■ Consegna
Modifichi le righe a partire da quella che contiene "text-line: denn jederzeit" fino a quella che contiene "text-line: des Mannes", entrambe comprese, sostituendo "Herrschaft" con "Gewalt" e lasciando invariato tutto il resto. Riporti soltanto queste righe.

■ Voci
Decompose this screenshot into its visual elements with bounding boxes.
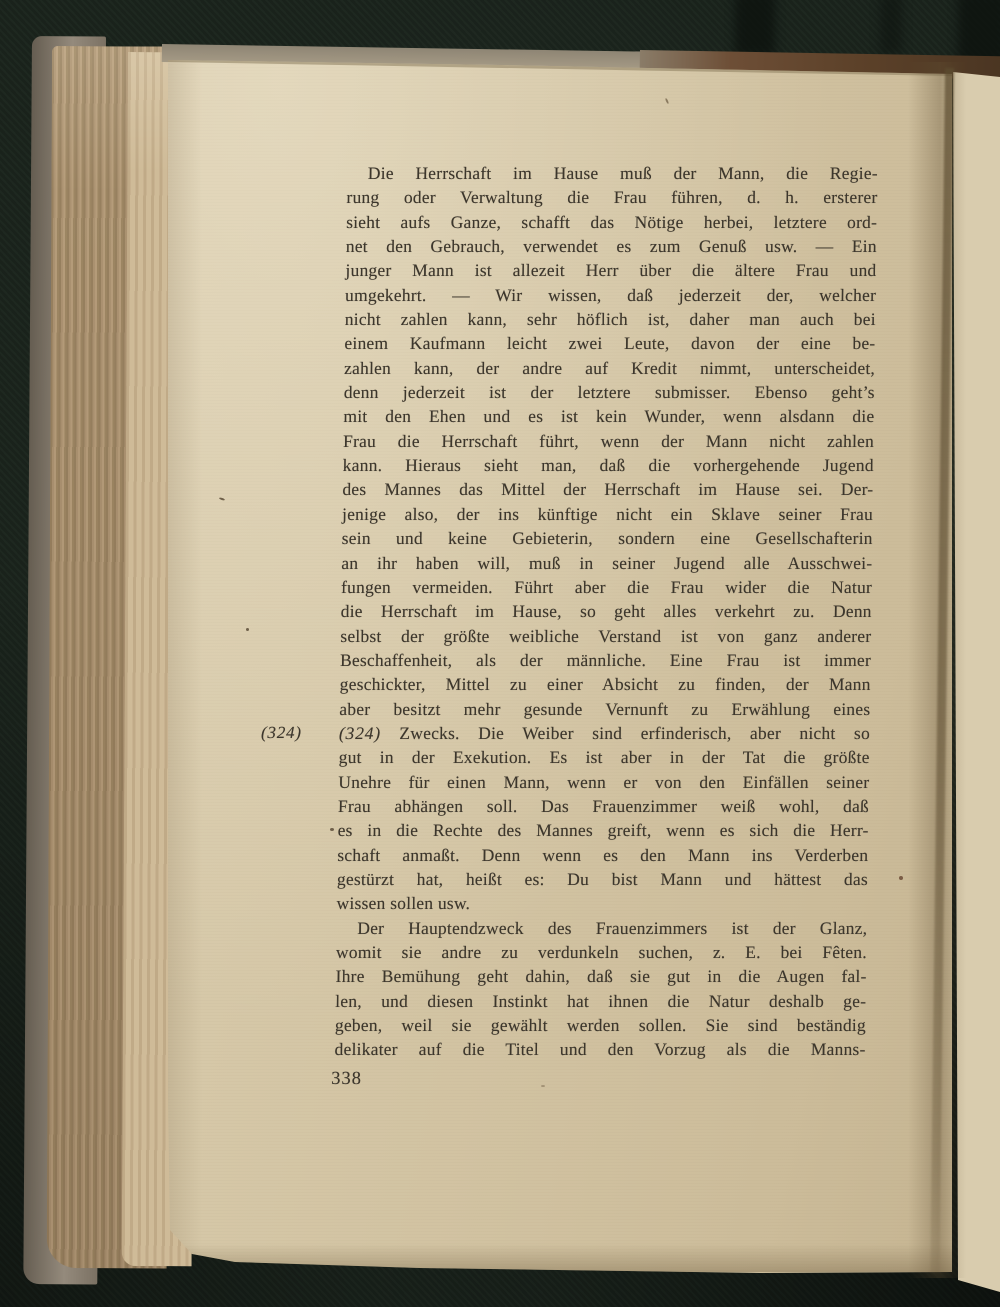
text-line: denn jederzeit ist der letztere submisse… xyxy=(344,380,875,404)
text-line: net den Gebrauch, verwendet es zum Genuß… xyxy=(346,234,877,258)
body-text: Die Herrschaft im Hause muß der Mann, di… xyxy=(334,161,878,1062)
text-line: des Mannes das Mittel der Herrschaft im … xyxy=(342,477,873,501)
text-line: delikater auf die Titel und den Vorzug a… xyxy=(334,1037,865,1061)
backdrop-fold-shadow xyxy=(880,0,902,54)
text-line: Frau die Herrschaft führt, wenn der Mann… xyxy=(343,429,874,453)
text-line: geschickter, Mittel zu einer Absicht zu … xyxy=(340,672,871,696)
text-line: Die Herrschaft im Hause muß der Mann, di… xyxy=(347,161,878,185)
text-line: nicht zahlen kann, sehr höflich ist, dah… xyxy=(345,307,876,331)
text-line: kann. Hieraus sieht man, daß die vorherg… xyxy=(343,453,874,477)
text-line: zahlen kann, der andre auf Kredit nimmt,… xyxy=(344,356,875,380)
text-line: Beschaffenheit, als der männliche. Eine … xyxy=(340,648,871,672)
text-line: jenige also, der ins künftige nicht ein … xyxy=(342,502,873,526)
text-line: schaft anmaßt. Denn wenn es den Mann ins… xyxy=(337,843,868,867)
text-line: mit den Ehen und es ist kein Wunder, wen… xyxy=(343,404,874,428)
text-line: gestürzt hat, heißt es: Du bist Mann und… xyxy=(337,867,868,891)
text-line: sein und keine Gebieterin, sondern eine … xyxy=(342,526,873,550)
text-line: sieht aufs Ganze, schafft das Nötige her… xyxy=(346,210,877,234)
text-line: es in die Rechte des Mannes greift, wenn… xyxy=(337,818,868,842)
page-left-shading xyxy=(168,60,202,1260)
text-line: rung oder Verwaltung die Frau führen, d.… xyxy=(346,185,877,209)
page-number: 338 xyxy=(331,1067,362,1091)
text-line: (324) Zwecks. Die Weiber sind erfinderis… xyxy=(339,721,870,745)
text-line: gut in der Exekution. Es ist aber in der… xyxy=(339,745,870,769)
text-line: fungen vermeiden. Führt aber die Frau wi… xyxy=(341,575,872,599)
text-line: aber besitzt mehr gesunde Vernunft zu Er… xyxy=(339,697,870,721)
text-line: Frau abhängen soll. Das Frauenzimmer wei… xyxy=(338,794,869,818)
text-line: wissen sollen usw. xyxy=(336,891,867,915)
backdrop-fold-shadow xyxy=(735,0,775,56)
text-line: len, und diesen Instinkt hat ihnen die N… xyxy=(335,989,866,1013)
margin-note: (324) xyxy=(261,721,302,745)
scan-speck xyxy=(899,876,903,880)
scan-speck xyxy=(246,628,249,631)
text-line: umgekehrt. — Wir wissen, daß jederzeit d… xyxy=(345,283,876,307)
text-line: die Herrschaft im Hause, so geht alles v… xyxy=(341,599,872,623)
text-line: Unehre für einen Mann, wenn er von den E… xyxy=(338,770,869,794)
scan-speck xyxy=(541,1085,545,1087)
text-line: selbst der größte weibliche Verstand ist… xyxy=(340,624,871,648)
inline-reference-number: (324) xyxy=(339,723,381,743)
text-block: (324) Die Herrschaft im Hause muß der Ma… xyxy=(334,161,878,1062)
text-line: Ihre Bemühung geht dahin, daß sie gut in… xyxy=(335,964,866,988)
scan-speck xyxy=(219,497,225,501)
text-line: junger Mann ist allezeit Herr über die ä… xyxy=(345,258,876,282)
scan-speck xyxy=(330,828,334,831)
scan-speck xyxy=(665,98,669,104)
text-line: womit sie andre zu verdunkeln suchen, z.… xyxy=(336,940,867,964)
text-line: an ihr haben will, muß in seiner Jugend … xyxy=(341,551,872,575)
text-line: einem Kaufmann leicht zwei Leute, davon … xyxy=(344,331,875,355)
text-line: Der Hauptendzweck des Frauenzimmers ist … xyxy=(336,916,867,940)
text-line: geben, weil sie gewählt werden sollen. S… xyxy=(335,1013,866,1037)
...
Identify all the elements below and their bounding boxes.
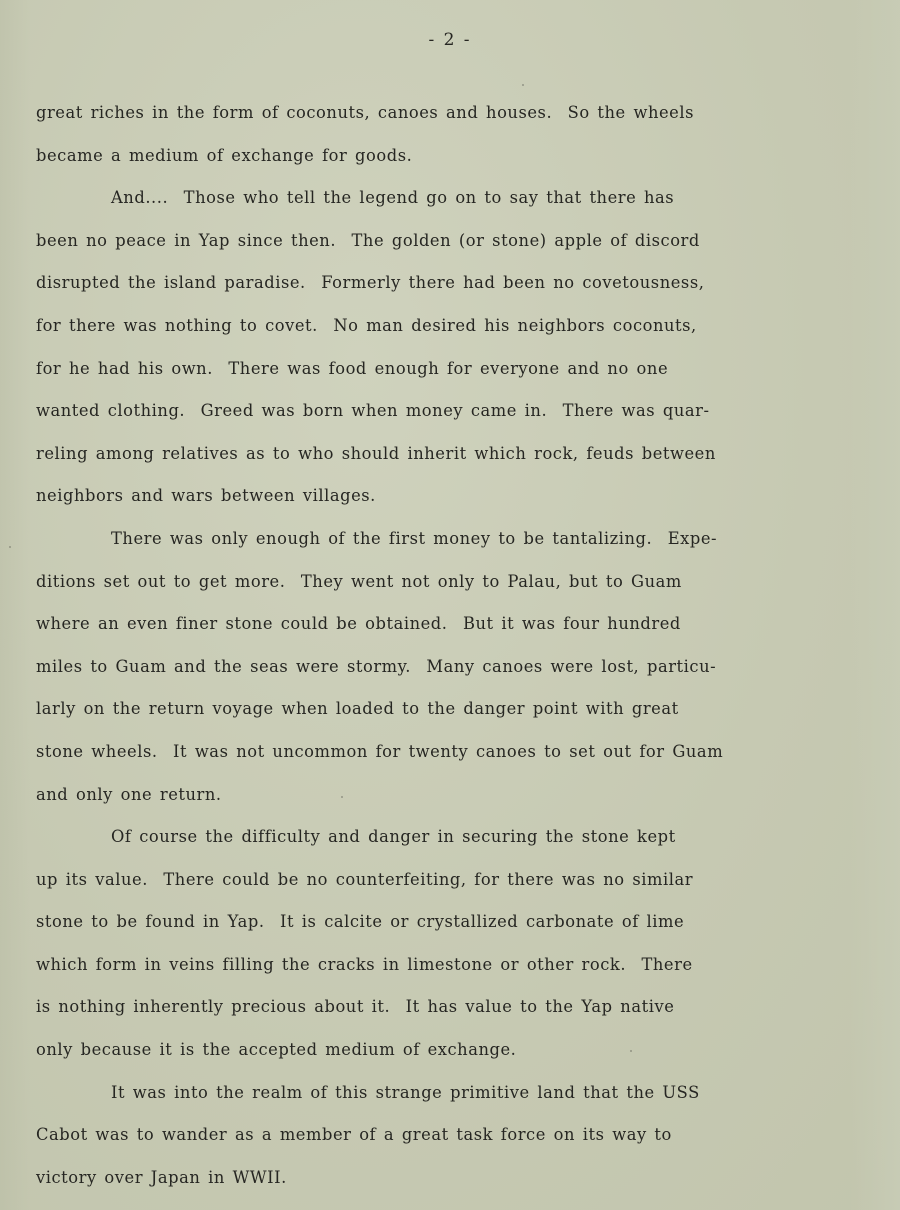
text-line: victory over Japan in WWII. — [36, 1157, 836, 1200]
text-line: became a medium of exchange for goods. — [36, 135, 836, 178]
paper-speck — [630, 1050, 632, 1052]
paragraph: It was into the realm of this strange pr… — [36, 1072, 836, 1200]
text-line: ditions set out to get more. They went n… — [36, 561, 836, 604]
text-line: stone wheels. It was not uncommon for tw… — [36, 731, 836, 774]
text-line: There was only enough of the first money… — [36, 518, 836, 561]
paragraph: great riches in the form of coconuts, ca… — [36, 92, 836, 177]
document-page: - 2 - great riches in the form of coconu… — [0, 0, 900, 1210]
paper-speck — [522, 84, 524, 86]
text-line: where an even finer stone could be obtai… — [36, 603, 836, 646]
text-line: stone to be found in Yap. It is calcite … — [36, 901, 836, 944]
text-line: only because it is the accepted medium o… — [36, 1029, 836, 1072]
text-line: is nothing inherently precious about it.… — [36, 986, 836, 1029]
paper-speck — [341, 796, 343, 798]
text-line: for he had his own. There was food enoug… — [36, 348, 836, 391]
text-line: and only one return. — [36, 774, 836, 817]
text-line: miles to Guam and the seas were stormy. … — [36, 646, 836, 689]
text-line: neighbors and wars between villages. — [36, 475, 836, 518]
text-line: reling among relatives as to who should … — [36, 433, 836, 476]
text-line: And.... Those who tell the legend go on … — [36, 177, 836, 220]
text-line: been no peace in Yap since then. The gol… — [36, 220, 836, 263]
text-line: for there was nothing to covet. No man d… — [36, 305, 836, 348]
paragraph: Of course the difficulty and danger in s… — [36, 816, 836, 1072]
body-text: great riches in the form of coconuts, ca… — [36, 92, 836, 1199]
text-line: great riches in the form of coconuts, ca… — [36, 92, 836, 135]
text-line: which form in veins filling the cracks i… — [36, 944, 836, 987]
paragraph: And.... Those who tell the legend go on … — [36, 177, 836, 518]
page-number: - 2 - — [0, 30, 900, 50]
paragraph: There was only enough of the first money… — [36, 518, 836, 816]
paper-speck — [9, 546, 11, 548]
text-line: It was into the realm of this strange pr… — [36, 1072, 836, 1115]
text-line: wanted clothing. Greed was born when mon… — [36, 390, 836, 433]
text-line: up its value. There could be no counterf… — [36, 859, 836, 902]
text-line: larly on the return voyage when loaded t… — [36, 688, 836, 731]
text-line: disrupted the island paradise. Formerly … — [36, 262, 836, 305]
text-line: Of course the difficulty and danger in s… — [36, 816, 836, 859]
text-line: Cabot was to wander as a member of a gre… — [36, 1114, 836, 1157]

■ Soluzione
text-line: denn jederzeit ist der letztere submisse… xyxy=(344,380,875,404)
text-line: net den Gebrauch, verwendet es zum Genuß… xyxy=(346,234,877,258)
body-text: Die Gewalt im Hause muß der Mann, di… xyxy=(334,161,878,1062)
text-line: des Mannes das Mittel der Gewalt im … xyxy=(342,477,873,501)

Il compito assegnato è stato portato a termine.